**EXERCÍCIO A**
Renomeie "topflix-icon" para "topflix-logo" nos registros, do início até a linha que contém "bookmark-label: Apps <box>34 43 72 61</box>", inclusive, e reproduza essas linhas sem nenhuma outra alteração.

**TEXTO DE ORIGEM**
Quem conhece a vida de São Francisco de Assis sabe da profunda experiência espiritual vivenciada por ele nas ruínas da igrejinha de São Damião. Segundo seus biógrafos, Francisco, absorto em oração diante do crucifixo, discerne os apelos de Deus: “Francisco, restaura a minha igreja. Não vês que ela está em ruínas?”
Muitos acontecimentos ao longo desses três primeiros anos de pontificado indicam que a retomada da simplicidade da estética evangélica, da proximidade amorosa das pessoas, da dimensão missionária do batismo, e, sobretudo, do primado da misericórdia lançados pelo “papa do fim do mundo” – foi assim que o atual bispo de Roma se auto titulou – está provocando uma autêntica renovação do ar que penetra os pulmões da Igreja católica. Será um sopro do Espírito Santo? Desejamos que Francisco inaugure um tempo novo e de renovado fôlego para a Igreja, pela atualização da fé cristã nos marcos da cultura contemporânea, pela renovação criativa do colocar-se a serviço do povo de Deus e de toda a humanidade que coexiste em nossa Casa comum, pelo anúncio e testemunho da boa nova do Reino de Deus e, principalmente, pela concretização diária do amar, tal como foi vivido por Jesus Cristo.
Este hálito de vida nova, soprado pelo Espírito de Deus, nas velas da barca de Pedro no último conclave, aquele que elegeu Francisco como novo timoneiro, parece que a está conduzindo a novos rumos e a singrar por novas rotas no oceano da fé. Cinco séculos depois das Grandes Navegações, outras caravelas partiram novamente do grande centro, a Europa, e, depois de adentrar pelas ondas de além-mar, chegaram a esta mesma periferia, a América Latina. Porém a novidade dessa rota não está tanto numa possível conquista do centro pela periferia, mas na construção de “um outro papado possível”, parafraseando o lema do Fórum Mundial Social. Um modo de exercer o ministério de Pedro que deixa decididamente o solitário e distante trono do altar para estar junto e misturado na caminhada do povo de Deus.

**EXERCÍCIO B**
Reproduza, do texto sobre o pontificado de Francisco, o trecho entre "Este hálito de" e "povo de Deus.", inclusive.

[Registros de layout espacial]
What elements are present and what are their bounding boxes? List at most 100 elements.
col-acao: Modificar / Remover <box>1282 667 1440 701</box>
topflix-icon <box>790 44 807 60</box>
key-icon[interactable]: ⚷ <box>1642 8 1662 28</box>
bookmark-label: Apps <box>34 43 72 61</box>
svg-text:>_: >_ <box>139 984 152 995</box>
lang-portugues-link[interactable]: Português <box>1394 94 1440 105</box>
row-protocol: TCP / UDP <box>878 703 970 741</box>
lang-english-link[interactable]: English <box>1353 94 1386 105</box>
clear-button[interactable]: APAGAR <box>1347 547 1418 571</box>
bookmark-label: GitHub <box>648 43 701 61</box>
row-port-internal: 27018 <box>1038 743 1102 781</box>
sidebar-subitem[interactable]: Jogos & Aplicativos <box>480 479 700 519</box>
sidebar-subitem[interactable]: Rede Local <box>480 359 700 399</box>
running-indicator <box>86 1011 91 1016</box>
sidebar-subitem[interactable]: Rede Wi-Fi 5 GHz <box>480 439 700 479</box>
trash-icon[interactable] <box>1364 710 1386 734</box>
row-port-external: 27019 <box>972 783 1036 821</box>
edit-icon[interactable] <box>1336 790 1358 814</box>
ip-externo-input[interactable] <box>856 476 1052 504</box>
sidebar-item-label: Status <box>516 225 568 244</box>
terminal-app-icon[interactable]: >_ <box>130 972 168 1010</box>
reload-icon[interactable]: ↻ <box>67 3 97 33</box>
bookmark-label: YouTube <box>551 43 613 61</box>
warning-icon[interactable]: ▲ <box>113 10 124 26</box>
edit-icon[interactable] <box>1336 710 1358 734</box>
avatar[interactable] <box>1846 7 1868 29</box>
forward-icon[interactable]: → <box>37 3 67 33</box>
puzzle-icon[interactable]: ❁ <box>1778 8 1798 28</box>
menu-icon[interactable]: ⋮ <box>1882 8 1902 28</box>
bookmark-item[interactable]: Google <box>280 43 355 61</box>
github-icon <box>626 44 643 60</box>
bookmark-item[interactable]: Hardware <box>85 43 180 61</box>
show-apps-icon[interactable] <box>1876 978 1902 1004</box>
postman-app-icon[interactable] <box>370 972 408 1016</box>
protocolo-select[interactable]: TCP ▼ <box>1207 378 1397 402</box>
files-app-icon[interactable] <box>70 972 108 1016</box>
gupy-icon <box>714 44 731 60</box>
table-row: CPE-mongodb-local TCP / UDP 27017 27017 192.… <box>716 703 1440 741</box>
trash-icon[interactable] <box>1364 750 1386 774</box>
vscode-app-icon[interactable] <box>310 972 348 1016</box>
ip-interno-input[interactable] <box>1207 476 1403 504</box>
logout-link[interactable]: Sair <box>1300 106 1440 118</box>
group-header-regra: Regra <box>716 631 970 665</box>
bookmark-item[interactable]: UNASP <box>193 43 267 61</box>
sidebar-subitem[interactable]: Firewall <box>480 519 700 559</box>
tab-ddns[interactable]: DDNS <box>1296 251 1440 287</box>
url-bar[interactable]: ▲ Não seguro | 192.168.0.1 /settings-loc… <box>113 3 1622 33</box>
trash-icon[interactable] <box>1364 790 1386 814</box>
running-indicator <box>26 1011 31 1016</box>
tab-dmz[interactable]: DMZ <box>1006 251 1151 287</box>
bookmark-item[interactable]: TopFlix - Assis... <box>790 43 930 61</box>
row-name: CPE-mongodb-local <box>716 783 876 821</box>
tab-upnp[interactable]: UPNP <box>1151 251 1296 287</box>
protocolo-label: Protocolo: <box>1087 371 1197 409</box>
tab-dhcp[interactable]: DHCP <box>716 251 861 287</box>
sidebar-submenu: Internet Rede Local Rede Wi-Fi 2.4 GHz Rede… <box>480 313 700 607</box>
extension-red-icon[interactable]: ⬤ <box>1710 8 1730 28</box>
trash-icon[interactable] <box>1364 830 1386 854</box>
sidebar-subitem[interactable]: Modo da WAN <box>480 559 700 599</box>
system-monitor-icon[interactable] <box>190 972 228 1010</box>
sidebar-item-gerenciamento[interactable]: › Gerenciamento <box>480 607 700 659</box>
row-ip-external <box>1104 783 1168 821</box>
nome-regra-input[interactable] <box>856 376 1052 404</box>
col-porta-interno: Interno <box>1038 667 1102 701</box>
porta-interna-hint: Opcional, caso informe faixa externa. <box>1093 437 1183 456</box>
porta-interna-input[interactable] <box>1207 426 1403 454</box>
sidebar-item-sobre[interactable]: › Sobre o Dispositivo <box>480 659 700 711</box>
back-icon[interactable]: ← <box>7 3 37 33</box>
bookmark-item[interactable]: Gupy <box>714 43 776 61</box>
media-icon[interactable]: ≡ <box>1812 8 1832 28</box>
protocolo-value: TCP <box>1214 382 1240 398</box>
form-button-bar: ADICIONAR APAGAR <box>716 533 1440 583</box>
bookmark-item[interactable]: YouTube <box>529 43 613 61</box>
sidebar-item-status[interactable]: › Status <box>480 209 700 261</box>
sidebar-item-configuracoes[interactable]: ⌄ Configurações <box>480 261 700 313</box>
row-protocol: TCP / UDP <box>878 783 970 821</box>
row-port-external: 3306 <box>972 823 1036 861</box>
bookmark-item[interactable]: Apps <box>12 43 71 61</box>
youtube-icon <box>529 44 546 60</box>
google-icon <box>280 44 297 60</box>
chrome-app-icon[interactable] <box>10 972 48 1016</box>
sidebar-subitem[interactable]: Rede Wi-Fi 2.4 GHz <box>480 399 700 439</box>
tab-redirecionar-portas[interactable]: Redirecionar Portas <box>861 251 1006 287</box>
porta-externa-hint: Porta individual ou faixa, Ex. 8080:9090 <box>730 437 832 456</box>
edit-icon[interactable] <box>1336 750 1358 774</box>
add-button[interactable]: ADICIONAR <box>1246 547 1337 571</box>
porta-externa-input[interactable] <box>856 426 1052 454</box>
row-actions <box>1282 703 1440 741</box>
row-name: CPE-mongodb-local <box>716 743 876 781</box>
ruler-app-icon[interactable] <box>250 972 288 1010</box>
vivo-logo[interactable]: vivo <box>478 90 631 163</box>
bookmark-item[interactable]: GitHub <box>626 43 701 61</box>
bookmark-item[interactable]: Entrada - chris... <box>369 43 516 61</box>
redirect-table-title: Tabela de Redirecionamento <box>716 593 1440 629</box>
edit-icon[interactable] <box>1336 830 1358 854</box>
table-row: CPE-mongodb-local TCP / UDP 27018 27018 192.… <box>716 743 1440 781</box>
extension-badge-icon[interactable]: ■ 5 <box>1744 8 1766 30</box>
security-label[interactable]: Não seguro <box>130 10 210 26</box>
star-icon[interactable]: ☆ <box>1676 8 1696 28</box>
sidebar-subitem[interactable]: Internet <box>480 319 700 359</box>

**RESPOSTA CORRETA A**
What elements are present and what are their bounding boxes? List at most 100 elements.
col-acao: Modificar / Remover <box>1282 667 1440 701</box>
topflix-logo <box>790 44 807 60</box>
key-icon[interactable]: ⚷ <box>1642 8 1662 28</box>
bookmark-label: Apps <box>34 43 72 61</box>

**RESPOSTA CORRETA B**
Este hálito de vida nova, soprado pelo Espírito de Deus, nas velas da barca de Pedro no último conclave, aquele que elegeu Francisco como novo timoneiro, parece que a está conduzindo a novos rumos e a singrar por novas rotas no oceano da fé. Cinco séculos depois das Grandes Navegações, outras caravelas partiram novamente do grande centro, a Europa, e, depois de adentrar pelas ondas de além-mar, chegaram a esta mesma periferia, a América Latina. Porém a novidade dessa rota não está tanto numa possível conquista do centro pela periferia, mas na construção de “um outro papado possível”, parafraseando o lema do Fórum Mundial Social. Um modo de exercer o ministério de Pedro que deixa decididamente o solitário e distante trono do altar para estar junto e misturado na caminhada do povo de Deus.